» What you are asked to do
State how many lines of the data contain the word "Crimea", and write nothing besides the number.

» Extracted information
○ ○ ○ ○ ○

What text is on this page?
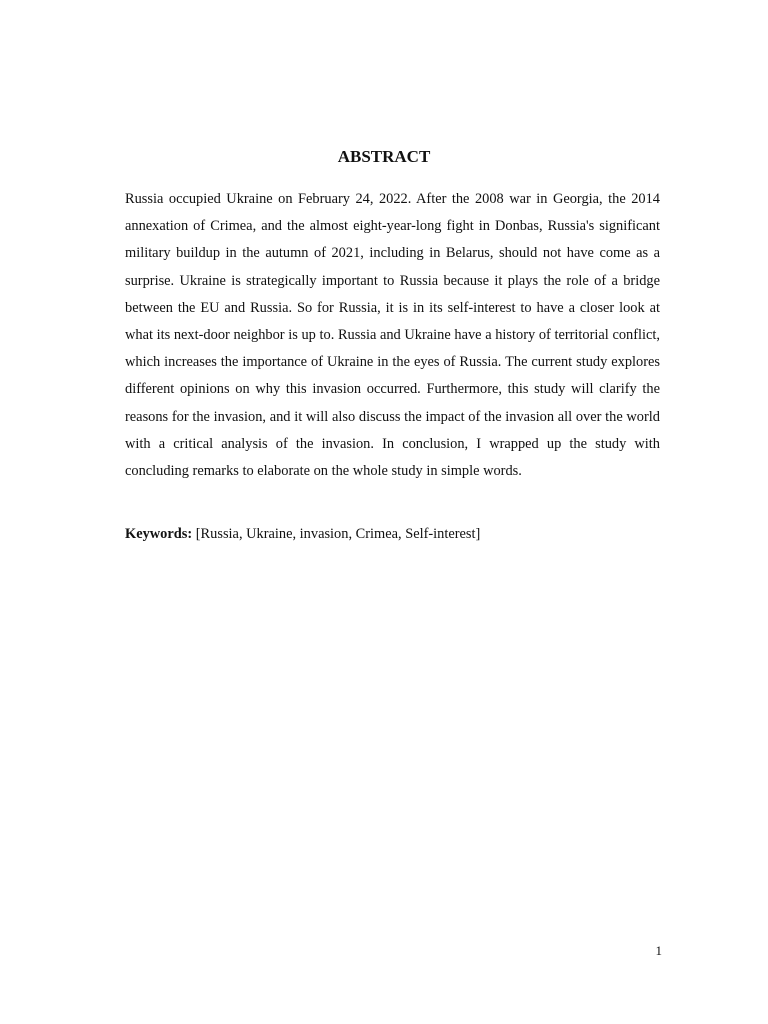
ABSTRACT

Russia occupied Ukraine on February 24, 2022. After the 2008 war in Georgia, the 2014 annexation of Crimea, and the almost eight-year-long fight in Donbas, Russia's significant military buildup in the autumn of 2021, including in Belarus, should not have come as a surprise. Ukraine is strategically important to Russia because it plays the role of a bridge between the EU and Russia. So for Russia, it is in its self-interest to have a closer look at what its next-door neighbor is up to. Russia and Ukraine have a history of territorial conflict, which increases the importance of Ukraine in the eyes of Russia. The current study explores different opinions on why this invasion occurred. Furthermore, this study will clarify the reasons for the invasion, and it will also discuss the impact of the invasion all over the world with a critical analysis of the invasion. In conclusion, I wrapped up the study with concluding remarks to elaborate on the whole study in simple words.

Keywords: [Russia, Ukraine, invasion, Crimea, Self-interest]

1
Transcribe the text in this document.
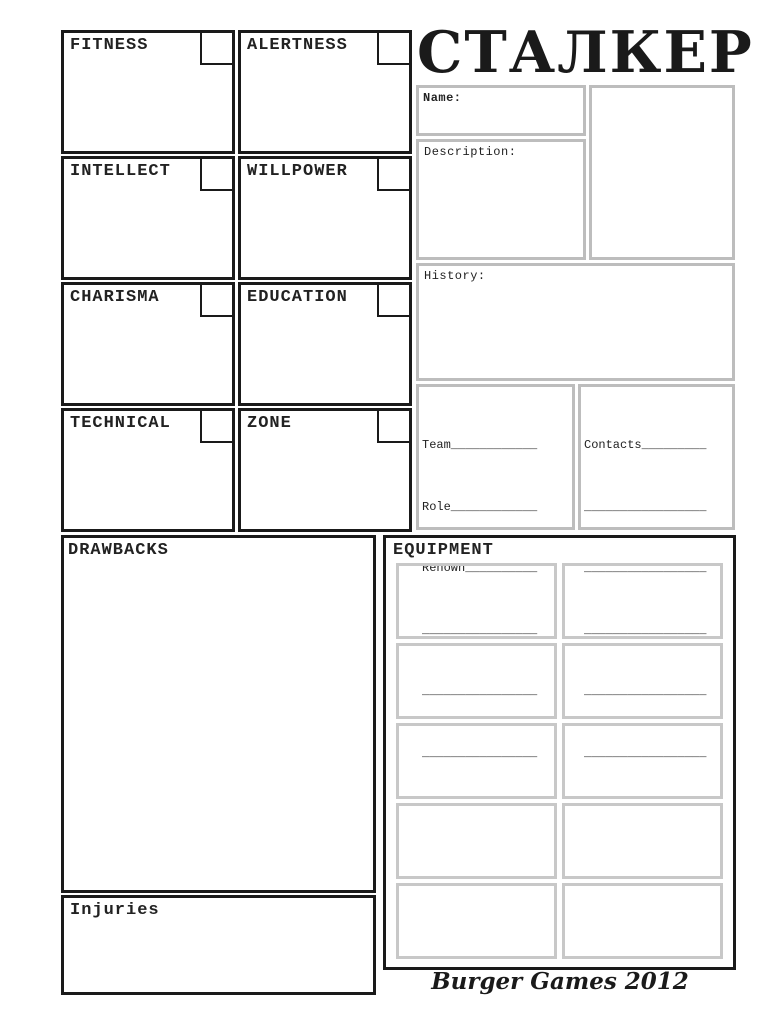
СТАЛКЕР
FITNESS	ALERTNESS
INTELLECT	WILLPOWER
CHARISMA	EDUCATION
TECHNICAL	ZONE
Name:
Description:
History:

Team____________

Role____________

Renown__________

________________

________________

________________

Contacts_________

_________________

_________________

_________________

_________________

_________________

DRAWBACKS
Injuries
EQUIPMENT
Burger Games 2012
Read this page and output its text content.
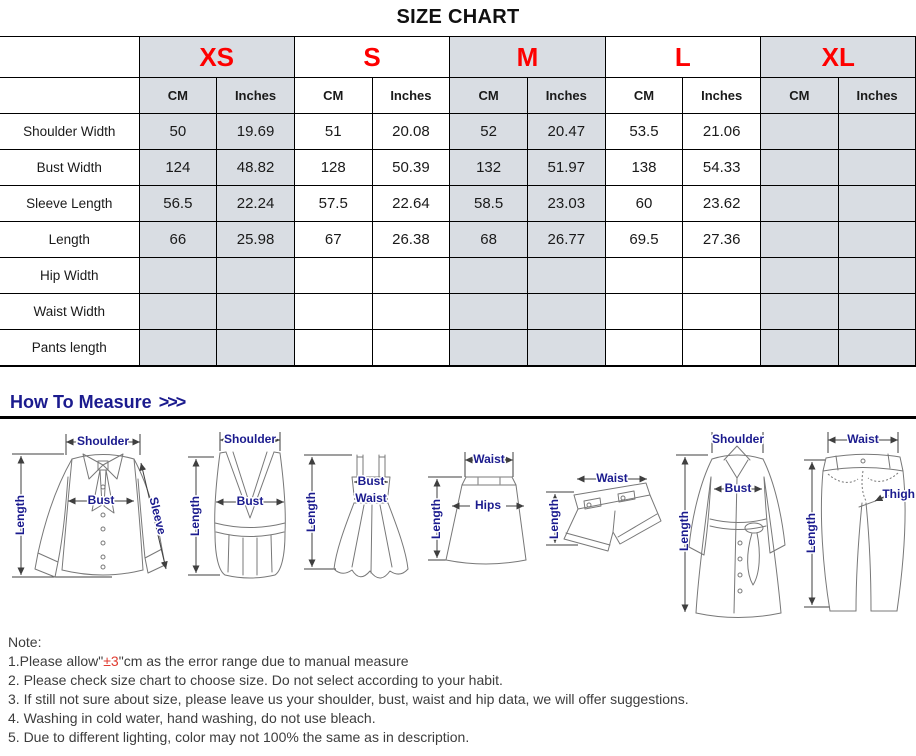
SIZE CHART
	XS		S		M		L		XL	
	CM	Inches	CM	Inches	CM	Inches	CM	Inches	CM	Inches
Shoulder Width	50	19.69	51	20.08	52	20.47	53.5	21.06		
Bust Width	124	48.82	128	50.39	132	51.97	138	54.33		
Sleeve Length	56.5	22.24	57.5	22.64	58.5	23.03	60	23.62		
Length	66	25.98	67	26.38	68	26.77	69.5	27.36		
Hip Width										
Waist Width										
Pants length										
How To Measure >>>
Shoulder
Length	Bust	Sleeve
Shoulder
Length	Bust	Length
Bust
Waist
Waist
Length	Hips
Waist
Length
Shoulder
Length
Bust
Waist
Length
Thigh
Note:
1.Please allow"±3"cm as the error range due to manual measure
2. Please check size chart to choose size. Do not select according to your habit.
3. If still not sure about size, please leave us your shoulder, bust, waist and hip data, we will offer suggestions.
4. Washing in cold water, hand washing, do not use bleach.
5. Due to different lighting, color may not 100% the same as in description.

○ ○ ○ ○ ○

» Answer to this problem
2